**EXERCISE TASK**
Can you reproduce the entries from the line with "decompose this screenshot" up to and including the line with "Text: N: N (148, 209, 156, 219)", keeping the request line unchanged but scaling every box coordinate in the answers by 1.05 and rounding each to a whole number, with halves rounded up? Leave the picture out.

**INPUT RECORDS**
- - - -
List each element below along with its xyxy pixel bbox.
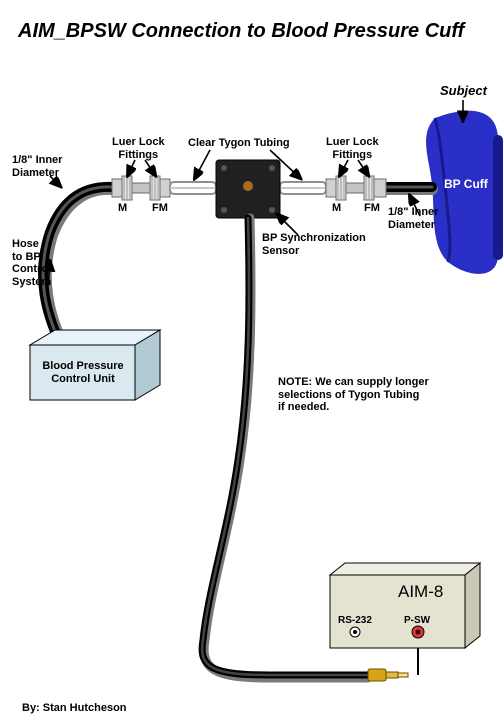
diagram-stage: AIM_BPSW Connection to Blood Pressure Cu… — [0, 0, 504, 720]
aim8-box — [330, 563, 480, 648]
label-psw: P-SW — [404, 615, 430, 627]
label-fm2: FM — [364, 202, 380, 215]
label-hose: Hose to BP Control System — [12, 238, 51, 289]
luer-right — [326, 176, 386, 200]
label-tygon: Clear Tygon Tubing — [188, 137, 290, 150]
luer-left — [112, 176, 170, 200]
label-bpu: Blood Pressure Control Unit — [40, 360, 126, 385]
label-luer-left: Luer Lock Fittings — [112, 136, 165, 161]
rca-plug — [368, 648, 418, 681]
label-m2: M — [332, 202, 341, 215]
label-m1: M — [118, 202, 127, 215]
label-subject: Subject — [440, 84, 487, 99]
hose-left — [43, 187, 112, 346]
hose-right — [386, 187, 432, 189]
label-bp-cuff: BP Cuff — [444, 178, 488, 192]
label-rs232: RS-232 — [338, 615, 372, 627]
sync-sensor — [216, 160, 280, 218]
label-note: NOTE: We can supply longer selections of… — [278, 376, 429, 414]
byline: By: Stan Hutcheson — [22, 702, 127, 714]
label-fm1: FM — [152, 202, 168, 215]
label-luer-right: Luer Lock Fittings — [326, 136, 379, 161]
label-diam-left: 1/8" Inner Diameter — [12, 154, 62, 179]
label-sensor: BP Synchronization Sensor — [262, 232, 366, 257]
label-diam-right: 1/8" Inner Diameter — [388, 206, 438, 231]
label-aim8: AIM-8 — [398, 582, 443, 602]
- - - -
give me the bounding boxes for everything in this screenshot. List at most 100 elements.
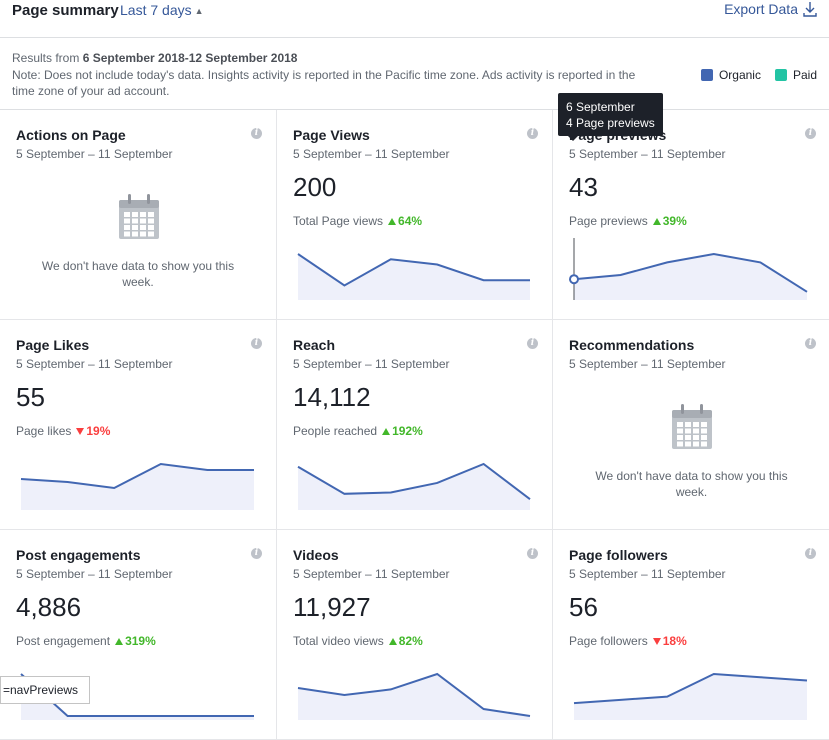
- - - -
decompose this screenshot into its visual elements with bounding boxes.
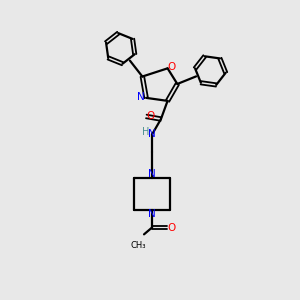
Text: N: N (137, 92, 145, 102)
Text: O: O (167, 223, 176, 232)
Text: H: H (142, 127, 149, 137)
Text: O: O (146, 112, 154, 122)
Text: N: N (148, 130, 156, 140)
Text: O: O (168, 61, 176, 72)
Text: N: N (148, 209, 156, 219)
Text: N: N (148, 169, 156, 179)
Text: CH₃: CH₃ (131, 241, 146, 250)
- - - -
**RESULT**
decompose this screenshot into its visual elements with bounding boxes.
Text: N: N (144, 97, 152, 107)
Text: O: O (175, 234, 185, 244)
Text: H: H (149, 133, 156, 144)
Text: O: O (153, 118, 162, 128)
Text: N: N (155, 137, 164, 147)
Text: O: O (176, 64, 185, 76)
Text: N: N (155, 219, 164, 230)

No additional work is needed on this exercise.